Passage cité
┏━━

La fascination de l'étang nous offre cette possibilité d'un voyage à travers toutes ses années de création littéraire - en somme, le voyage express vers l'aperçu génial d'un devenir écrivain, d'une voix qui se cherche, d'un style qui s'affirme. Au tout début, en 1906, les marottes de Virginia Woolf sont déjà là : la féminité, la recherche d'une indépendance de l'être, la solitude au sein du bourdonnement des villes. "Phyllis et Rosamund" questionne déjà tout cela autour du mariage et de l'affirmation de ses propres décisions, mais dans un style encore emprunt d'une certaine neutralité. On est encore, en 1906, dans un récit à la troisième personne. C'était déjà très bon, évidemment, puisque c'est déjà Woolf, mais ce n'était pas encore la Woolf de Mrs Dalloway ou de La promenade au phare ; plutôt une Woolf en gestation, au sein du cocon des Lettres, mâchouillant déjà propos et idées qui ne la quitteront plus mais cherchant le bon mot, le bon angle, le bon flux. A cette époque, nous sommes quelques neuf ans avant la parution de son premier roman, The Voyage Out.

- Fuyons ! La lune est noire sur la lande. Partons à l'assaut de ces vagues d'obscurité, couronnées par les arbres, qui se soulèvent à jamais, solitaires et noires. Les lumières montent et chutent. L'eau est légère comme de l'air ; la lune luit derrière. Sombrer ? Rouler ? voir les îles ? Seul avec moi. p. 114 (in "La soirée")

Et puis, "La soirée". Génial tournant, claque magistrale : 1919, époque de Night and Day, ce deuxième roman dont on s'accorde à dire qu'il ne marque pas encore l'éclosion totale du style de Woolf, et pourtant, tout était déjà dans cette nouvelle ; il n'attendait plus que quelques années avant de s'épanouir sous la forme romanesque. Le flux de conscience fait son entrée délicate en l'esprit d'une jeune femme invitée à une réception et les pensées fusent entre les paroles au point de ne plus savoir exactement qui est quoi. Plus que de la littérature, la voix de Woolf émerge comme chant, comme incantation de l'instant présent et des êtres évanescents. Une pure merveille que j'ai relue plusieurs fois, presque d'affilée, puis à plus longs intervalles, avec un ravissement renouvelé. Chaque mot est poésie pure.

┗━━

D'après le passage sur Virginia Woolf, à quel roman de l'autrice l'année 1919, celle de « La soirée », est-elle associée ? Les lignes qui suivent n'ont aucun lien avec le passage.

Section de données
┏━━

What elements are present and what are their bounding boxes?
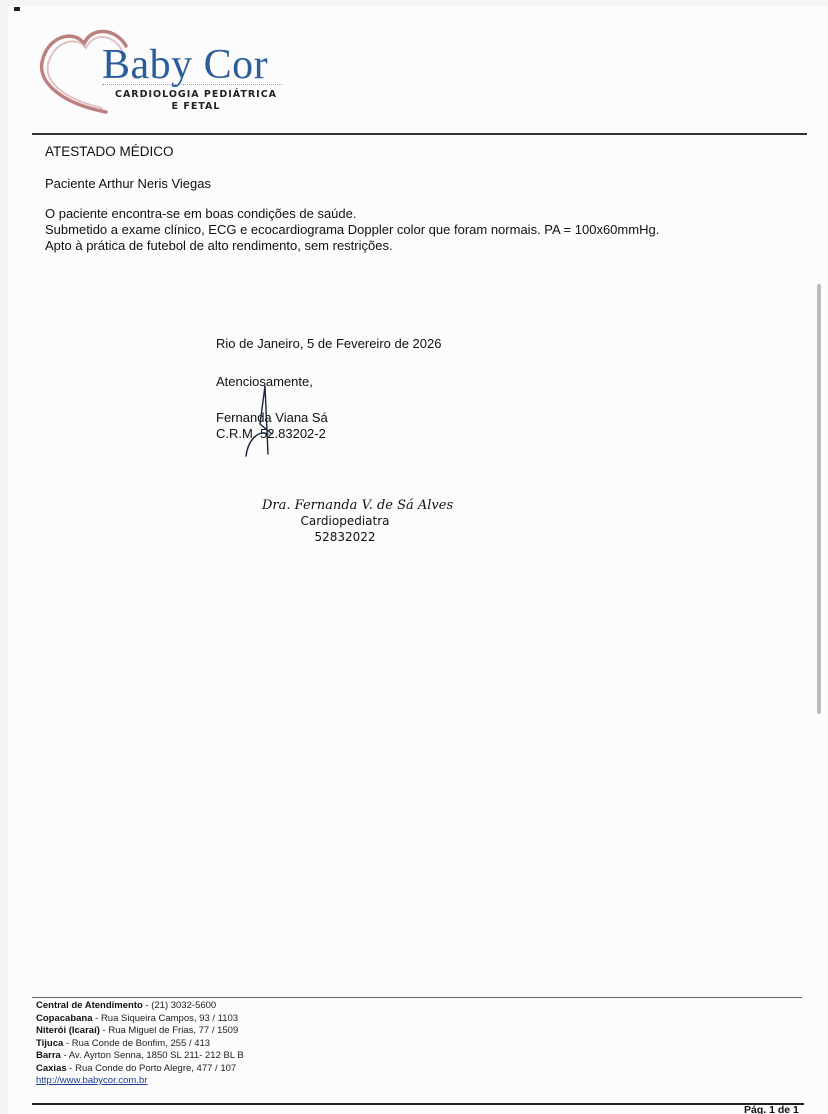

┗━━

Réponse finale
À Night and Day, son deuxième roman.